Go through the entries below and print each one exactly, leaving out pictures.
---------------
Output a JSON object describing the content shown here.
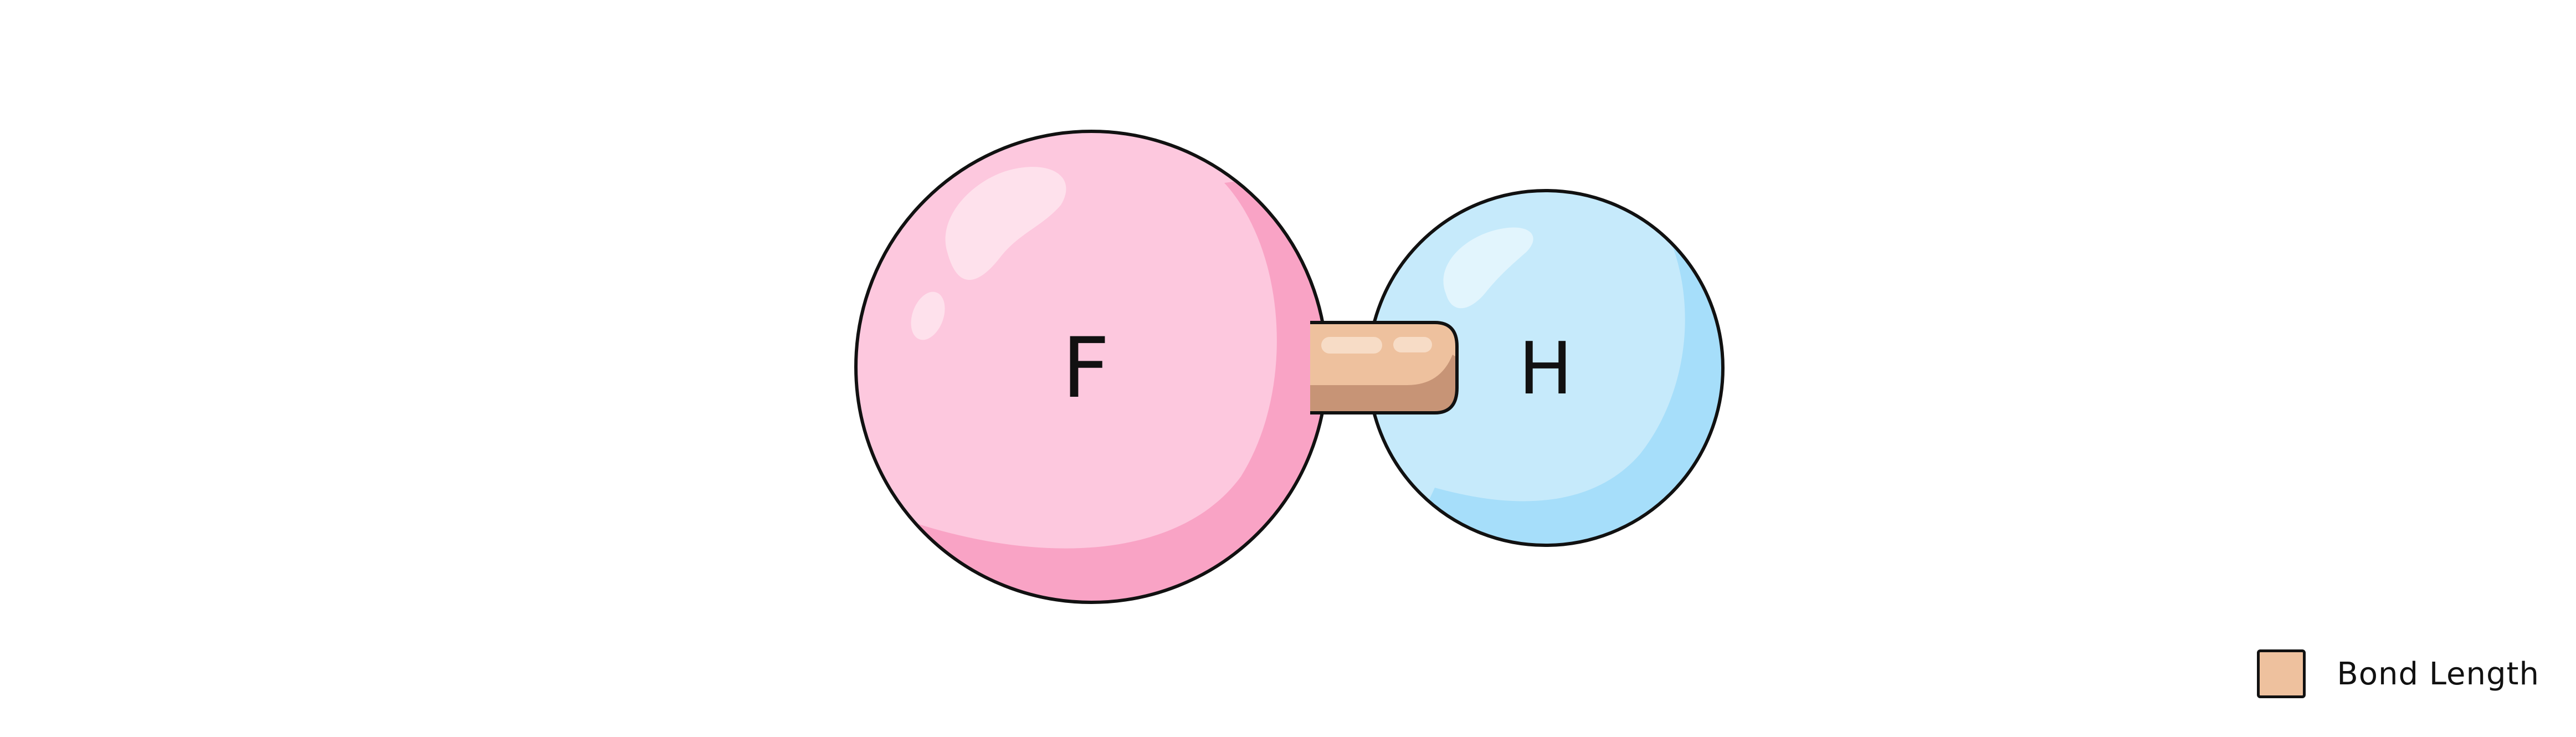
{
  "molecule": {
    "atoms": [
      {
        "symbol": "F",
        "element": "fluorine"
      },
      {
        "symbol": "H",
        "element": "hydrogen"
      }
    ],
    "bond": {
      "type": "single",
      "from": "F",
      "to": "H"
    }
  },
  "legend": {
    "items": [
      {
        "label": "Bond Length",
        "color": "#EEC19E"
      }
    ]
  },
  "colors": {
    "fluorine_base": "#FDC8DE",
    "fluorine_shade": "#F9A3C5",
    "hydrogen_base": "#C6EAFB",
    "hydrogen_shade": "#A6DEFA",
    "bond_base": "#EEC19E",
    "bond_shade": "#C79476",
    "outline": "#111111"
  }
}
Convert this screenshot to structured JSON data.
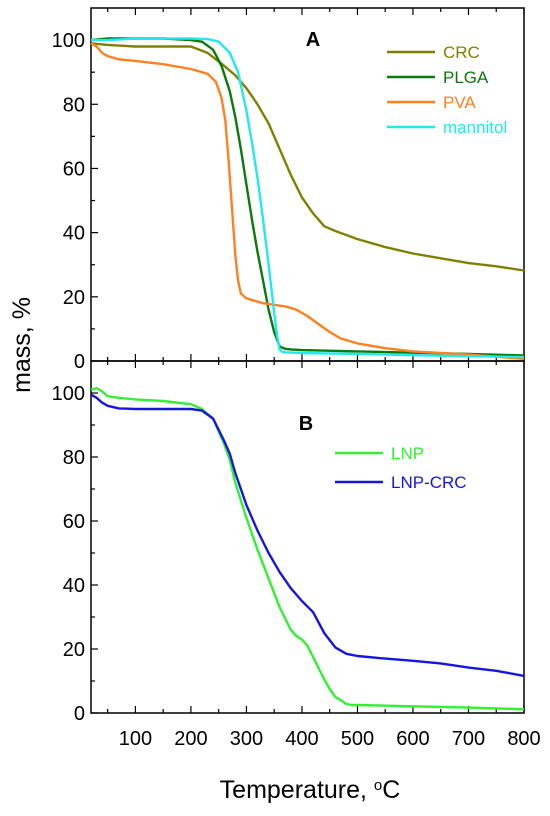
---------------
RESPONSE TO THIS EXERCISE:
Output a JSON object describing the content shown here.
{
  "molecule": {
    "atoms": [
      {
        "symbol": "F",
        "element": "fluorine"
      },
      {
        "symbol": "H",
        "element": "hydrogen"
      }
    ],
    "bond": {
      "type": "single",
      "from": "F",
      "to": "H"
    }
  },
  "legend": {
    "items": [
      {
        "label": "Bond Length",
        "color": "#EEC19E"
      }
    ]
  },
  "colors": {
    "fluorine_base": "#FDC8DE",
    "fluorine_shade": "#F9A3C5",
    "hydrogen_base": "#C6EAFB",
    "hydrogen_shade": "#A6DEFA",
    "bond_base": "#EEC19E",
    "bond_shade": "#C79476",
    "outline": "#111111"
  }
}
Convert this screenshot to structured JSON data.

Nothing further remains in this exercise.